■ **TO DO**: Copy every line of the listing that holds the string "Imperatoris".

■ **ENTRIES SHOWN**:
○ ○ ○
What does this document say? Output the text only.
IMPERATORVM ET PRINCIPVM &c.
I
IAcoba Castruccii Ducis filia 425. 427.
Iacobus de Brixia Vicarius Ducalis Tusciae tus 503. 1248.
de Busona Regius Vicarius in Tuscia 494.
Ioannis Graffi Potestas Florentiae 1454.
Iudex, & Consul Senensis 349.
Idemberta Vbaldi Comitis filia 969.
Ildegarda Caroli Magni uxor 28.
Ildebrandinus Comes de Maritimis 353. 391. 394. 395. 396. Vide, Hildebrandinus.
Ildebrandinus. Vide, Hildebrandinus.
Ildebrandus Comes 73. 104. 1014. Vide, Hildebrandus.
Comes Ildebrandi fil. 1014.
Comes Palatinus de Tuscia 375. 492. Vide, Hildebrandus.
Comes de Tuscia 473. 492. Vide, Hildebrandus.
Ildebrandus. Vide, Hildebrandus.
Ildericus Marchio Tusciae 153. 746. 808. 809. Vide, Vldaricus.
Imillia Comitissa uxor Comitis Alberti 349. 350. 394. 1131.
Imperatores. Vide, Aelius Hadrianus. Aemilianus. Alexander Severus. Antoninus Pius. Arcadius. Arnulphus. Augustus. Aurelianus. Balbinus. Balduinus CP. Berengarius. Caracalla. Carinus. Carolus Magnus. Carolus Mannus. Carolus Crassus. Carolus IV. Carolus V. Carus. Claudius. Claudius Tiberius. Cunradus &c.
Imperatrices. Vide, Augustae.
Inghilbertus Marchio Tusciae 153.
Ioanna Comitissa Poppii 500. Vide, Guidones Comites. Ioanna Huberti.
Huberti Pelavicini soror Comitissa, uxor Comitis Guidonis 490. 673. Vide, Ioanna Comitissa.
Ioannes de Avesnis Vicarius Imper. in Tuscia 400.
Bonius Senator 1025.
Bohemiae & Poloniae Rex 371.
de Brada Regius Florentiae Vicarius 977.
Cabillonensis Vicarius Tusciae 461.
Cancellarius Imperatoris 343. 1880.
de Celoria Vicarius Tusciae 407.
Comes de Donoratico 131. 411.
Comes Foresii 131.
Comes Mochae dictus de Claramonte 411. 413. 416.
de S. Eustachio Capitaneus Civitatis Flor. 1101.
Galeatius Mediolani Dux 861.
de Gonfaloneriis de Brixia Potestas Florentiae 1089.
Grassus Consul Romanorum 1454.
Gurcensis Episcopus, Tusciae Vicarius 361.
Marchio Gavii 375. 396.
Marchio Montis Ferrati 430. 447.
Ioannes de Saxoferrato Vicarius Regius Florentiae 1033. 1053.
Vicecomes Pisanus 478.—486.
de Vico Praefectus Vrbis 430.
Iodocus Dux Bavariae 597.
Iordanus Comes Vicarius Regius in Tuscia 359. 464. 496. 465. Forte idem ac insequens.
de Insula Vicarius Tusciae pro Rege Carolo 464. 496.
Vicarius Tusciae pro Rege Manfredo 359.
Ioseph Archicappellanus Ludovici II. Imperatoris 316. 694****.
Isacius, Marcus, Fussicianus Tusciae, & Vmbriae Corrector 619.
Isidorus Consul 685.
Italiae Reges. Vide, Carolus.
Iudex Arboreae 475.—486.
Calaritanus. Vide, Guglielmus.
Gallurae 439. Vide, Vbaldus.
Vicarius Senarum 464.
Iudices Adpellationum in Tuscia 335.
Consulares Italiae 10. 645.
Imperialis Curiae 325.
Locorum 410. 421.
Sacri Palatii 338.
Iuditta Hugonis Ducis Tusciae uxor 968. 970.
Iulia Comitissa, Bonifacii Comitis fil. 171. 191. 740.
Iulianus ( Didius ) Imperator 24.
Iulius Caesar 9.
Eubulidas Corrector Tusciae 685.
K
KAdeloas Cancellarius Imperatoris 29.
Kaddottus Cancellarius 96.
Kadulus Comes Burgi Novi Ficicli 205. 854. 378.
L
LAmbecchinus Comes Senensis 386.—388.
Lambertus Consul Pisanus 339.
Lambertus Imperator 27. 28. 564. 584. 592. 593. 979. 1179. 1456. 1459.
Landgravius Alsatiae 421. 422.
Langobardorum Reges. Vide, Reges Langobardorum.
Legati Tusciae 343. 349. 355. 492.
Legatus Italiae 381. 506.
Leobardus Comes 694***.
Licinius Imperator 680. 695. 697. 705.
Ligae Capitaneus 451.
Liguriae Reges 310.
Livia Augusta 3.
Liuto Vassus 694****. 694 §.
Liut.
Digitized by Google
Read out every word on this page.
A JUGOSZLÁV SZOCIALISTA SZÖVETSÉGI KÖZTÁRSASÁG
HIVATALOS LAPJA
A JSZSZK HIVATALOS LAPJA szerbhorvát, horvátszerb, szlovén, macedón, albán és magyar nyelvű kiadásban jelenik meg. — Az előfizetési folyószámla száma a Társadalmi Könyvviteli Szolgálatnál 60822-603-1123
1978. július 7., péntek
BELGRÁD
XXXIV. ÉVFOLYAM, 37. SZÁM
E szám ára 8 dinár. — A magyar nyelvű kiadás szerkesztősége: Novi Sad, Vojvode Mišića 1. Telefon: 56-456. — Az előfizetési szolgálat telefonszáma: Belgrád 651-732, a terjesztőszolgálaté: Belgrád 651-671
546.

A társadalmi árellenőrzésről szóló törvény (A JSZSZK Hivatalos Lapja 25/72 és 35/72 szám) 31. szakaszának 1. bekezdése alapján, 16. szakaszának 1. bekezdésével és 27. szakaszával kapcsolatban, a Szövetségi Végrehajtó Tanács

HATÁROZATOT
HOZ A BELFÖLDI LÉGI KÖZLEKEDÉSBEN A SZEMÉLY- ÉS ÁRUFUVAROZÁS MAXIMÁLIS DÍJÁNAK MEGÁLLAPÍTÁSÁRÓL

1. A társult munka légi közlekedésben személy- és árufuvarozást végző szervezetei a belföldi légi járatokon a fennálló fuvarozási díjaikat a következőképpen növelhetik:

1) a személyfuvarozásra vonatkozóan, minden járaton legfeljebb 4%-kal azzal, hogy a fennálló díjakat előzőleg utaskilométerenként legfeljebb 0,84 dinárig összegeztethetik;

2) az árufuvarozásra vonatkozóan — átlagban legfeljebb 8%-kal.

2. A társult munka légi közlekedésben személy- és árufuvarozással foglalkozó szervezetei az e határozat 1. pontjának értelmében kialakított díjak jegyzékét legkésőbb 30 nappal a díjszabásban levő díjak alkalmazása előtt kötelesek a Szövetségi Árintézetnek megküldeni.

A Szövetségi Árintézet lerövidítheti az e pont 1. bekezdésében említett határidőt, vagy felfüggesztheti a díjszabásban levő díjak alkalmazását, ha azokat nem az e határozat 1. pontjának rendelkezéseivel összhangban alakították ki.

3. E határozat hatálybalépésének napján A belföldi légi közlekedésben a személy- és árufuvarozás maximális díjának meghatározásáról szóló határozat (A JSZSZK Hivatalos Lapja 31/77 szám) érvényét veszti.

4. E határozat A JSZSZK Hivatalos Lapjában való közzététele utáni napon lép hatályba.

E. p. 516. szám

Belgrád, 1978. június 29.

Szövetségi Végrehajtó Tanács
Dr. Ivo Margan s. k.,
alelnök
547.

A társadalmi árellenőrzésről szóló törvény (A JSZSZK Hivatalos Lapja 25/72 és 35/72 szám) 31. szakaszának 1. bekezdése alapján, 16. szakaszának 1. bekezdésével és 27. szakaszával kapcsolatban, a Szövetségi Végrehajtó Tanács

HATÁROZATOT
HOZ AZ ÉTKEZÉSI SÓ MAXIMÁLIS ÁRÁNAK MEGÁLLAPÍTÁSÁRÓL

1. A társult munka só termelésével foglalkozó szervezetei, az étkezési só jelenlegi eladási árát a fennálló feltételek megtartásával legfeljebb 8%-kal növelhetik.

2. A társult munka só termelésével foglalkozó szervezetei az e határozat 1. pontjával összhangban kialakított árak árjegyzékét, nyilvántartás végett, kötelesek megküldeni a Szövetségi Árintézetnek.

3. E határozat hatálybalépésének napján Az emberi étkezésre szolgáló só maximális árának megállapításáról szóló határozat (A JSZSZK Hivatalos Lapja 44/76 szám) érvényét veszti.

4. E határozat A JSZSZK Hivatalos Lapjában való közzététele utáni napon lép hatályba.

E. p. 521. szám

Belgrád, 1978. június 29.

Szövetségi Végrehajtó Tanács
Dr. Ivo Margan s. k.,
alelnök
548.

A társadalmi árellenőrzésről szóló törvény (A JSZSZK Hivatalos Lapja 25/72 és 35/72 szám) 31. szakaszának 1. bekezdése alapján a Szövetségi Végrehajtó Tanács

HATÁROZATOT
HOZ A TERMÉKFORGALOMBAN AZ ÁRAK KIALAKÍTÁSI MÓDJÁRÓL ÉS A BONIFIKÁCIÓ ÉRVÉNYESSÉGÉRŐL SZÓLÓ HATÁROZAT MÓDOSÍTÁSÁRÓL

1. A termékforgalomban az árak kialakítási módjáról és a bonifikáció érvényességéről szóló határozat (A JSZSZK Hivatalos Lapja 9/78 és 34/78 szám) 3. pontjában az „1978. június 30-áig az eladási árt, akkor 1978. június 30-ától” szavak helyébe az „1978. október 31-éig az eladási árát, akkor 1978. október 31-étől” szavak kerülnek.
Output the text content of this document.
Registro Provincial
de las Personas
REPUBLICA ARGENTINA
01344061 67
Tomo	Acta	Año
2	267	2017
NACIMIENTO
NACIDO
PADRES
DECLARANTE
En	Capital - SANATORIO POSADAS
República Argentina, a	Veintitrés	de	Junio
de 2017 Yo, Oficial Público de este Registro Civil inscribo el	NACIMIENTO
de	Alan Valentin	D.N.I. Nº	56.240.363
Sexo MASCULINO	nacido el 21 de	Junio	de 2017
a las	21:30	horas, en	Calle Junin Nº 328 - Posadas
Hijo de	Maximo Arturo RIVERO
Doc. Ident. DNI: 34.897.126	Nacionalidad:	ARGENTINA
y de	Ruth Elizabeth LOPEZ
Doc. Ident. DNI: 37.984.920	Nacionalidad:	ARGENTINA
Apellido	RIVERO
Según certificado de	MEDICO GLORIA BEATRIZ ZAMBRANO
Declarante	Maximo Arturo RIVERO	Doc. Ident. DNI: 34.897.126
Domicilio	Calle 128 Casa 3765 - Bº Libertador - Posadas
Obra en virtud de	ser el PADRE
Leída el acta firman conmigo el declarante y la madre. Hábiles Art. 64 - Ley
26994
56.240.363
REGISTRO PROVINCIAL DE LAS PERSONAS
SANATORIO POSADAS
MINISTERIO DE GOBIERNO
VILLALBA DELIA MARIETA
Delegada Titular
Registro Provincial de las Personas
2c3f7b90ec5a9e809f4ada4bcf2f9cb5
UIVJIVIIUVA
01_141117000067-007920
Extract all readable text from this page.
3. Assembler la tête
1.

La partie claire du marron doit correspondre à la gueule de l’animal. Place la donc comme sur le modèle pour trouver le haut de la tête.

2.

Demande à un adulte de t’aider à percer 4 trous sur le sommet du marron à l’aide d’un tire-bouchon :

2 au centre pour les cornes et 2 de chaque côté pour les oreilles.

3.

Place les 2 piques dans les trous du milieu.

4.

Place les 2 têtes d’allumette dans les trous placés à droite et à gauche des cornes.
○ ○ ○
■ **FULL OUTPUT**:
Cancellarius Imperatoris 343. 1880.
Ioseph Archicappellanus Ludovici II. Imperatoris 316. 694****.
KAdeloas Cancellarius Imperatoris 29.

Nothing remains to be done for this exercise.